ENTRIES SHOWN:
━━━━━━━━━━━━━━━━━━━━

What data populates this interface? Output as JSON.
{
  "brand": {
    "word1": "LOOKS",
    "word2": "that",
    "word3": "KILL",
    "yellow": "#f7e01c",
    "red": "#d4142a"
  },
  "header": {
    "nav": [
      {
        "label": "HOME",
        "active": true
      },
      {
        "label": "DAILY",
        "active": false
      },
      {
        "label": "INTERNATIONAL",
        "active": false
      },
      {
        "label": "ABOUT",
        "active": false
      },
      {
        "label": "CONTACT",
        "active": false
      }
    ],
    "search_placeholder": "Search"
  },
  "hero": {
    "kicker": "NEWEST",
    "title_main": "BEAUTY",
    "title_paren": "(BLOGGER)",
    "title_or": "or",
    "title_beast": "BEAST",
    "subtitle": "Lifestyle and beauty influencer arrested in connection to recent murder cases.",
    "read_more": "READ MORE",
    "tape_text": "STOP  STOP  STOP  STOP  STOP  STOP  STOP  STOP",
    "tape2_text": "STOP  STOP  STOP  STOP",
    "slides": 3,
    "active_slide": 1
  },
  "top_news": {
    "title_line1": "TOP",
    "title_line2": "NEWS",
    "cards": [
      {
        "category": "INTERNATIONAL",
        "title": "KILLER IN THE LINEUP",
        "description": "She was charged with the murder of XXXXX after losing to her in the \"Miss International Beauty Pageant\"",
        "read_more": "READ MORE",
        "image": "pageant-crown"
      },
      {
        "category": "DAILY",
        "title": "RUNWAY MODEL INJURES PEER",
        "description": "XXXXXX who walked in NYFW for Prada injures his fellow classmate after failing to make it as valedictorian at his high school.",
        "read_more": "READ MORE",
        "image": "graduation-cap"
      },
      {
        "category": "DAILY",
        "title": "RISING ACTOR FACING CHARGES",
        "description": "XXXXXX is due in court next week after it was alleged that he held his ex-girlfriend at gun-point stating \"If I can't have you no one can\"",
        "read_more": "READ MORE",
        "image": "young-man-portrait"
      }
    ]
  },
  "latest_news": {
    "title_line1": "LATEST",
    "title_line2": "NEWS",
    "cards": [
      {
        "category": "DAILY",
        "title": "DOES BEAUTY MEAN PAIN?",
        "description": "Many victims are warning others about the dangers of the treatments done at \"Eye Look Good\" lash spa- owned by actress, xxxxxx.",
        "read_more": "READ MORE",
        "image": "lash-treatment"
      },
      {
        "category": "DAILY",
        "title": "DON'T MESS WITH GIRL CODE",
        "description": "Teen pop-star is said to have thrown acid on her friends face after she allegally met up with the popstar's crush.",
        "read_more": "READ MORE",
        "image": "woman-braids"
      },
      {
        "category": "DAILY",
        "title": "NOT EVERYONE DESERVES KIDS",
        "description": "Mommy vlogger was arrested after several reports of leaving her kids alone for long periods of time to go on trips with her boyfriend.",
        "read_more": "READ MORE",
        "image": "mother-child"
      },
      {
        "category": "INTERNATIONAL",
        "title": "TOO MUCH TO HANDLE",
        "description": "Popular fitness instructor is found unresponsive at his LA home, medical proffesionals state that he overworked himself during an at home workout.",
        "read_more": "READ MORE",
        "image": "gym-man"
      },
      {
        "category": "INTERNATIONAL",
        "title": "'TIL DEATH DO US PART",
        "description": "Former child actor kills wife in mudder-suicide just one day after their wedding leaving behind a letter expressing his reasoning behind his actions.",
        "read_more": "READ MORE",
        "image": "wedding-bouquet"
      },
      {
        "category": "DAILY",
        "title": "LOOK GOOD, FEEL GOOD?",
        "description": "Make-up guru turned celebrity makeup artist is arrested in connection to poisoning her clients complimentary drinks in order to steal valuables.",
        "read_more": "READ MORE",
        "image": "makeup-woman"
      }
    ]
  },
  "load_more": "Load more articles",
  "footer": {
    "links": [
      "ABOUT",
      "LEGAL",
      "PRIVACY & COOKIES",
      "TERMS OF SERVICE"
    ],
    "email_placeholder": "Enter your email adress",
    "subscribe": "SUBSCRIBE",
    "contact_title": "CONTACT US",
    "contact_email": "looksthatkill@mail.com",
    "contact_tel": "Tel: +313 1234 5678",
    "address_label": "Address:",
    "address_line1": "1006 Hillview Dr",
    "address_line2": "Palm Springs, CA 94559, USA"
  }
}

━━━━━━━━━━━━━━━━━━━━

EXERCISE DESCRIPTION:
Wherever the word "arrested" occurs in a line of the listing, copy that line.

EXERCISE SOLUTION:
    "subtitle": "Lifestyle and beauty influencer arrested in connection to recent murder cases.",
        "description": "Mommy vlogger was arrested after several reports of leaving her kids alone for long periods of time to go on trips with her boyfriend.",
        "description": "Make-up guru turned celebrity makeup artist is arrested in connection to poisoning her clients complimentary drinks in order to steal valuables.",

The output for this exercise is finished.